= SET EXERCISE =
Copy out each line of the data holding "from".

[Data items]
## BEGIN
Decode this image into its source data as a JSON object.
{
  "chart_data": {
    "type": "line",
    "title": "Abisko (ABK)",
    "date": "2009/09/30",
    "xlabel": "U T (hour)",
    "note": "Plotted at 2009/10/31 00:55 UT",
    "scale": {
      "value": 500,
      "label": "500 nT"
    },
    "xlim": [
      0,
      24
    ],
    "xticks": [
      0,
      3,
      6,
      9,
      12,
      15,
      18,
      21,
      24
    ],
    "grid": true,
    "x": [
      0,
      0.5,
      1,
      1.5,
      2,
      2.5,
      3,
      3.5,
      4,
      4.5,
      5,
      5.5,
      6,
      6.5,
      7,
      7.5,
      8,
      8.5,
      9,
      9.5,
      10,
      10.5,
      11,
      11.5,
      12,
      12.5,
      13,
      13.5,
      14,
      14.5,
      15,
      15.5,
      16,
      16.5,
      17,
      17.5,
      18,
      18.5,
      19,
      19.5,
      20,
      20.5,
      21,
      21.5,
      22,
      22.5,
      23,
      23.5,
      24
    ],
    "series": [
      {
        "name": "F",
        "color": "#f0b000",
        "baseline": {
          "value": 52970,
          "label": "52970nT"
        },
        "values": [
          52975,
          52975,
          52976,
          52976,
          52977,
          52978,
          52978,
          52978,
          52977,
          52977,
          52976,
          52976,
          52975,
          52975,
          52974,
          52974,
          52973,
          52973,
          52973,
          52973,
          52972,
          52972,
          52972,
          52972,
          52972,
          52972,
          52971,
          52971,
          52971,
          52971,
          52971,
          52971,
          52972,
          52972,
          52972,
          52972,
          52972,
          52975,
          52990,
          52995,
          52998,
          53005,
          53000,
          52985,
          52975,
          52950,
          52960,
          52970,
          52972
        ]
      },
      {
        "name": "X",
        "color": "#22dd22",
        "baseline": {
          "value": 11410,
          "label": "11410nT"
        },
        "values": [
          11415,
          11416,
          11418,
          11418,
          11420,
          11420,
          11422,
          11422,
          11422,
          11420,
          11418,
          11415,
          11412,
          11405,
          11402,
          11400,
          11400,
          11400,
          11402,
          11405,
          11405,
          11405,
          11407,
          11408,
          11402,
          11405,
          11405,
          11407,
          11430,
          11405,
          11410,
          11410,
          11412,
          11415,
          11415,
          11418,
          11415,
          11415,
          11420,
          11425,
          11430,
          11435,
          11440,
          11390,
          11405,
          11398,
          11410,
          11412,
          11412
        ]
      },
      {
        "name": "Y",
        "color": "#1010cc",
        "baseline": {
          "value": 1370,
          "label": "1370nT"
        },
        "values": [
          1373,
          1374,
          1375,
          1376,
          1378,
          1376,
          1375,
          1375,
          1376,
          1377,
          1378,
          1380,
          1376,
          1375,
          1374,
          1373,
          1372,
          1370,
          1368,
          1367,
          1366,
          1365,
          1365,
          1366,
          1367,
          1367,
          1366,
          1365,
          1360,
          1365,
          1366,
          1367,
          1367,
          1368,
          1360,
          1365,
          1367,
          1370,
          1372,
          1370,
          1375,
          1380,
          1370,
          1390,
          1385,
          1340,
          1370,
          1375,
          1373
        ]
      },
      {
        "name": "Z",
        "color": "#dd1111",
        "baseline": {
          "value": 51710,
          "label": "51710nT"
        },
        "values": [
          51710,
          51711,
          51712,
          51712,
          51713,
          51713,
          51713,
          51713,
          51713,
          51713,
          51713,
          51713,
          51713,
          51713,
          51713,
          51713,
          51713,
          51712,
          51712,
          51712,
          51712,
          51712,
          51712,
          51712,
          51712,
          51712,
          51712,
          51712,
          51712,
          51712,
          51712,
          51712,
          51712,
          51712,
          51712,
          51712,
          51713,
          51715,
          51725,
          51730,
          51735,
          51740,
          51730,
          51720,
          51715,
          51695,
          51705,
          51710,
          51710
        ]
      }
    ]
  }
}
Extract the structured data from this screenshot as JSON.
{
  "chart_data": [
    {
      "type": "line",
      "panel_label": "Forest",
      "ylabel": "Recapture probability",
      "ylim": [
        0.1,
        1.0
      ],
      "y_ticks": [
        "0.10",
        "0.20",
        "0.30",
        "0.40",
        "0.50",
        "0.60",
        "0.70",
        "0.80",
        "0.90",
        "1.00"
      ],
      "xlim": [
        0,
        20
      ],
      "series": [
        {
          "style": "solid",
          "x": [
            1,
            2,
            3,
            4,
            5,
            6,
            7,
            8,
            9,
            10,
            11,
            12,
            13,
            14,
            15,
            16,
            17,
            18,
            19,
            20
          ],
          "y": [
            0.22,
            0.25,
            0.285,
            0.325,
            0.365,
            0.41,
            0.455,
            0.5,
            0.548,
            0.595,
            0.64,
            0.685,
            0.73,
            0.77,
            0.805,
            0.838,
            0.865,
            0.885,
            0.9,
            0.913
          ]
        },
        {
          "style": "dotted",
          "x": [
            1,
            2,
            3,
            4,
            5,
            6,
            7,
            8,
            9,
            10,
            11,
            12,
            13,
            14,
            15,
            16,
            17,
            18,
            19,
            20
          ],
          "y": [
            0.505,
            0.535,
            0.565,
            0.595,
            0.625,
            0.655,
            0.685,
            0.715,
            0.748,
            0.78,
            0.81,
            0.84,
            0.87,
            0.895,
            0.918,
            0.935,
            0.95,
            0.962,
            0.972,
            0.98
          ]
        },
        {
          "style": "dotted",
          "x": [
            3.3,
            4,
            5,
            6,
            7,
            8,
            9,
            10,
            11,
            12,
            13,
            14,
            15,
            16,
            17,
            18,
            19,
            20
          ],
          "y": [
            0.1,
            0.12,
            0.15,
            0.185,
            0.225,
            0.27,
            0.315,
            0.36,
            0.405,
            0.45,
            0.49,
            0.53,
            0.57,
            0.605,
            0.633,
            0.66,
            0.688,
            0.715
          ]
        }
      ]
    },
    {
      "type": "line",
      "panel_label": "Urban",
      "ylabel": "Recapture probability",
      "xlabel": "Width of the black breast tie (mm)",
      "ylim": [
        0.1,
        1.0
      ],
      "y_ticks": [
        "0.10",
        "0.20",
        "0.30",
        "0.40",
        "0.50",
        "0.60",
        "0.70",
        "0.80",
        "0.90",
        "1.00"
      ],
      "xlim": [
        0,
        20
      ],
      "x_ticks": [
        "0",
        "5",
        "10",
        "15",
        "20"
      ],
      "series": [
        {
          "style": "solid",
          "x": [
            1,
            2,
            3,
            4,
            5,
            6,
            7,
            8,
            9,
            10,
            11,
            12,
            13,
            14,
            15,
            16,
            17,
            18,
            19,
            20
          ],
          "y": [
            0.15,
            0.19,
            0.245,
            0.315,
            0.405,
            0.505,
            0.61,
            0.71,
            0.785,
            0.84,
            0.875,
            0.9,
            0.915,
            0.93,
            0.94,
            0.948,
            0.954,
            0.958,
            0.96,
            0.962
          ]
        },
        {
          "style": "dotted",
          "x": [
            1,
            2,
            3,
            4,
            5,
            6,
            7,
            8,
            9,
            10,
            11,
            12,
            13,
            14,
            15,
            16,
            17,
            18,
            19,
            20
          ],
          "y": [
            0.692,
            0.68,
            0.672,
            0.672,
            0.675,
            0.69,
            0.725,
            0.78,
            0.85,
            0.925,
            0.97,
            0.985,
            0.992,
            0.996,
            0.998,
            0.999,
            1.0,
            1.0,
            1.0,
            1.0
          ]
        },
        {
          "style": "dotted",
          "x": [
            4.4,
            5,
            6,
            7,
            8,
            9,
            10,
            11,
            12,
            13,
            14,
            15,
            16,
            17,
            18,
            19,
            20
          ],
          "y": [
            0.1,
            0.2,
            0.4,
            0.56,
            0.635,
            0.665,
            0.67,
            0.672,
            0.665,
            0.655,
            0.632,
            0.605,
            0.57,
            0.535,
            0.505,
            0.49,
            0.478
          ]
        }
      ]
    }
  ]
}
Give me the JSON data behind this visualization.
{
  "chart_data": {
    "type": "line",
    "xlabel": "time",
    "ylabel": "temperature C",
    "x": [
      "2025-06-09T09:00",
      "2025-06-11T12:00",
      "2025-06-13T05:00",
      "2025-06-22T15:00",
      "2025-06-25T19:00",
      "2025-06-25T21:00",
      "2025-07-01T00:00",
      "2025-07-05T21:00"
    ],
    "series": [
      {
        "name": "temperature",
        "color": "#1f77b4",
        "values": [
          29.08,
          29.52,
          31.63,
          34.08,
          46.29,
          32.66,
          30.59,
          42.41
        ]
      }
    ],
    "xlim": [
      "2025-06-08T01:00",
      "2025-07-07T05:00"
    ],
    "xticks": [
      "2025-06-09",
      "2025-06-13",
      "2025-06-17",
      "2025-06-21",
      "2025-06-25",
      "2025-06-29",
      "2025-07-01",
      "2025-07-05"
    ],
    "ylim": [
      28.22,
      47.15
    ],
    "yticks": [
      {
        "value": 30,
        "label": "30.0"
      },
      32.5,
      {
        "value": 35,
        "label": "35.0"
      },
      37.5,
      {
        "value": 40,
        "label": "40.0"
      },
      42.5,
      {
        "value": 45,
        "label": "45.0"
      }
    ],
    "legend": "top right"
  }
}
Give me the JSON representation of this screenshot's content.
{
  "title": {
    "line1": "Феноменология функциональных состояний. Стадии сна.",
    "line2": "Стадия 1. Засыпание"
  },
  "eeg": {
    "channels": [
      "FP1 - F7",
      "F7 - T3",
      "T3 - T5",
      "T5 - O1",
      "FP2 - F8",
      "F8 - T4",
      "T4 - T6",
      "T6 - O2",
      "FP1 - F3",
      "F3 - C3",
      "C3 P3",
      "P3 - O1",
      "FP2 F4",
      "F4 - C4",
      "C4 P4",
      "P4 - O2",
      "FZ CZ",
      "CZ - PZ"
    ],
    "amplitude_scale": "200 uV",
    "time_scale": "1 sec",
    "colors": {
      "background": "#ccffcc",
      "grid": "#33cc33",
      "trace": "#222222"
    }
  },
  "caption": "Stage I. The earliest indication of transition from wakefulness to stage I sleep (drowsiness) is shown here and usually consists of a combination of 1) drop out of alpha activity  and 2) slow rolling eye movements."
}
## END
= FINISHED TASK =
Extract the structured data from this screenshot as JSON.
  "caption": "Stage I. The earliest indication of transition from wakefulness to stage I sleep (drowsiness) is shown here and usually consists of a combination of 1) drop out of alpha activity  and 2) slow rolling eye movements."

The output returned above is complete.